▸ **RECORDS FOR THE EXERCISE**
----------
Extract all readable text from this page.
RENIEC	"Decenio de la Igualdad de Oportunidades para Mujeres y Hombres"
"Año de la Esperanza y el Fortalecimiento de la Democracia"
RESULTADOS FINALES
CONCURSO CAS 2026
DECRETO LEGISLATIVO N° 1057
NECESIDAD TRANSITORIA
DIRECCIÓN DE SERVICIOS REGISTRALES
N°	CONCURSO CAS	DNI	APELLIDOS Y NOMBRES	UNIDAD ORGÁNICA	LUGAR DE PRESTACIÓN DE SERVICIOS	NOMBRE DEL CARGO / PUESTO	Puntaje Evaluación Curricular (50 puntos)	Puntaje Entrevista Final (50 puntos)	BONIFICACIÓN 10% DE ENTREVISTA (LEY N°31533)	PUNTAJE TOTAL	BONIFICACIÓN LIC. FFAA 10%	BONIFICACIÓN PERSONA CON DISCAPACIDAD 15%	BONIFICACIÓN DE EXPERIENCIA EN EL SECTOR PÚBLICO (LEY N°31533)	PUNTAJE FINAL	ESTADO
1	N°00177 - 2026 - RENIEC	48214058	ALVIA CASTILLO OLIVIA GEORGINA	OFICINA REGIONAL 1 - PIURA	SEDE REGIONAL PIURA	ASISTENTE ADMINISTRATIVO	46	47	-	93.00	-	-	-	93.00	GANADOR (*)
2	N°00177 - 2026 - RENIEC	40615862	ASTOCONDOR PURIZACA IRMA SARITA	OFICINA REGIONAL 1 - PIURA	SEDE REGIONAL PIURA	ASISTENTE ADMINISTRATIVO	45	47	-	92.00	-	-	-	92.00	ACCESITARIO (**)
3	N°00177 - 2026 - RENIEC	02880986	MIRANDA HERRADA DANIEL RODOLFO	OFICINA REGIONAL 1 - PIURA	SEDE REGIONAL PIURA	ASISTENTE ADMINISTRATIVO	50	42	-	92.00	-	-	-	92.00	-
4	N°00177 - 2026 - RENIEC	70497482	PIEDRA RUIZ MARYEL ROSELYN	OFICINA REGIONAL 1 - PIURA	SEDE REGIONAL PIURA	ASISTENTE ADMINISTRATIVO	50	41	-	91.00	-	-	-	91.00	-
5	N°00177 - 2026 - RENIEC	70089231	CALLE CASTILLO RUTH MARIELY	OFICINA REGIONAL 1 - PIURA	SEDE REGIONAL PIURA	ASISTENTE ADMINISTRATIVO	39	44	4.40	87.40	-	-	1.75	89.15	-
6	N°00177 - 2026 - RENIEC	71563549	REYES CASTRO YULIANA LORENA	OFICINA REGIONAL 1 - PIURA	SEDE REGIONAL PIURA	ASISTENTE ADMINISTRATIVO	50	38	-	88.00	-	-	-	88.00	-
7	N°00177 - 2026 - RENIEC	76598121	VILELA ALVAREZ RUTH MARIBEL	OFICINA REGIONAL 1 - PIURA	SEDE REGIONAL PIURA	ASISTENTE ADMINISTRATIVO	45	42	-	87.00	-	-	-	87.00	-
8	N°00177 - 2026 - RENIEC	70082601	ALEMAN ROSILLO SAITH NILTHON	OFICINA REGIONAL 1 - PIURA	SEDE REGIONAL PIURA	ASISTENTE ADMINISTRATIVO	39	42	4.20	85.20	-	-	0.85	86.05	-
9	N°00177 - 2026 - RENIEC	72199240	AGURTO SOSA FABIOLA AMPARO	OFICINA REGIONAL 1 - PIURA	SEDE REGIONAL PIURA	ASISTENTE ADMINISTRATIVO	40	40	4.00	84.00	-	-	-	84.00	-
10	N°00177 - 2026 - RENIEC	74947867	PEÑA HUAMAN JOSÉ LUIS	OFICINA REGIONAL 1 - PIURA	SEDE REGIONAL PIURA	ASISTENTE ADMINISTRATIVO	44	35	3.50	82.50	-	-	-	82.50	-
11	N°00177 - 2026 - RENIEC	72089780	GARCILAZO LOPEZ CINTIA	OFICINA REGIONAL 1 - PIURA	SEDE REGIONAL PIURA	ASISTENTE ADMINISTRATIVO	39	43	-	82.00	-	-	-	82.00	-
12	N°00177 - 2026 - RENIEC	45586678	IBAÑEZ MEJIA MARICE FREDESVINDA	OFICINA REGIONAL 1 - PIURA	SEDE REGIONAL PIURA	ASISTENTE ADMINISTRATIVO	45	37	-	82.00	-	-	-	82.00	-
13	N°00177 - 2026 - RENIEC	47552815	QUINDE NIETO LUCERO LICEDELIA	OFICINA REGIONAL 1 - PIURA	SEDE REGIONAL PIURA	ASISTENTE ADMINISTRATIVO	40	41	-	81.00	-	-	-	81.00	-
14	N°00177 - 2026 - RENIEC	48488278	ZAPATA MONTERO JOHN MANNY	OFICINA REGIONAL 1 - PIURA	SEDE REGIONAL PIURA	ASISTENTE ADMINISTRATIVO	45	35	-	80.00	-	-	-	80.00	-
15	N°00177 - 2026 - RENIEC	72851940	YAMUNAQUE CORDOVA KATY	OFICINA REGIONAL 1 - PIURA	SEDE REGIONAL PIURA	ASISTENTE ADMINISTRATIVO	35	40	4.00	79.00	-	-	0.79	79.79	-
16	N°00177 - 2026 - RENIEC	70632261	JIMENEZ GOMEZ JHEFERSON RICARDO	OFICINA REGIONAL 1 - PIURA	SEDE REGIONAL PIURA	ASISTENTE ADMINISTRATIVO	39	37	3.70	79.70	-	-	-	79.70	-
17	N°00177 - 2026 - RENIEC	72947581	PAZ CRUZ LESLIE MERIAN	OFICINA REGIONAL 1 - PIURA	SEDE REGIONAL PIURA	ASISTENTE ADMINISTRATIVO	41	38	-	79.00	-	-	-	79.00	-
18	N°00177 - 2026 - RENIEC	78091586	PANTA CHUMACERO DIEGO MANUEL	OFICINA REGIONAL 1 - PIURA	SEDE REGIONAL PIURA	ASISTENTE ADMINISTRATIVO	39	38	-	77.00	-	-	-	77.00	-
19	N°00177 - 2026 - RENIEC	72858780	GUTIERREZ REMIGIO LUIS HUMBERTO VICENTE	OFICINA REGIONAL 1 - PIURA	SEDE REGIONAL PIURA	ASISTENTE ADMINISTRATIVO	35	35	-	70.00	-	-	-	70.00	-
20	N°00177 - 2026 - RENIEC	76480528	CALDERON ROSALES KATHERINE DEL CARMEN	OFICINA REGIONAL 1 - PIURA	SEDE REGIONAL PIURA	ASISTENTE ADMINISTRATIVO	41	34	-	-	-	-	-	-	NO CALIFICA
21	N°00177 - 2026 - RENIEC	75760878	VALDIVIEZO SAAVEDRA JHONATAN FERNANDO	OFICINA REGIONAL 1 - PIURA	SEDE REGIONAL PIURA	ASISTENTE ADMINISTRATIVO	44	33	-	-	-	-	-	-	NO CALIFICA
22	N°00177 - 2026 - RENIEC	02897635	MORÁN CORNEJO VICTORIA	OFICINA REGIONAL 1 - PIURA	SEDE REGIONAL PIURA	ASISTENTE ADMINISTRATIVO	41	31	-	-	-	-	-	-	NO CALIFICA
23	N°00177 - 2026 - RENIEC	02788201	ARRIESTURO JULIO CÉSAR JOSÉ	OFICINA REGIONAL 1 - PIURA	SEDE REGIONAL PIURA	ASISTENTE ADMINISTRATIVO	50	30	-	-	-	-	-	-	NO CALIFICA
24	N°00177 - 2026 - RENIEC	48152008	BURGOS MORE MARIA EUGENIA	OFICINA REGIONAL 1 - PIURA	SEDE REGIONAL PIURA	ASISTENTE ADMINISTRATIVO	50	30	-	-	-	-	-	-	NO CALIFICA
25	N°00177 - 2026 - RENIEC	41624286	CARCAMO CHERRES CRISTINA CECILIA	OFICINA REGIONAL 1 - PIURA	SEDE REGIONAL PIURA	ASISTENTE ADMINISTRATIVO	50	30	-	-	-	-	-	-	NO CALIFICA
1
----------
▸ **WHAT TO WORK ON**
Find the lines containing "RUTH" and pull them out.

▸ **WRITTEN RESPONSE**
5	N°00177 - 2026 - RENIEC	70089231	CALLE CASTILLO RUTH MARIELY	OFICINA REGIONAL 1 - PIURA	SEDE REGIONAL PIURA	ASISTENTE ADMINISTRATIVO	39	44	4.40	87.40	-	-	1.75	89.15	-
7	N°00177 - 2026 - RENIEC	76598121	VILELA ALVAREZ RUTH MARIBEL	OFICINA REGIONAL 1 - PIURA	SEDE REGIONAL PIURA	ASISTENTE ADMINISTRATIVO	45	42	-	87.00	-	-	-	87.00	-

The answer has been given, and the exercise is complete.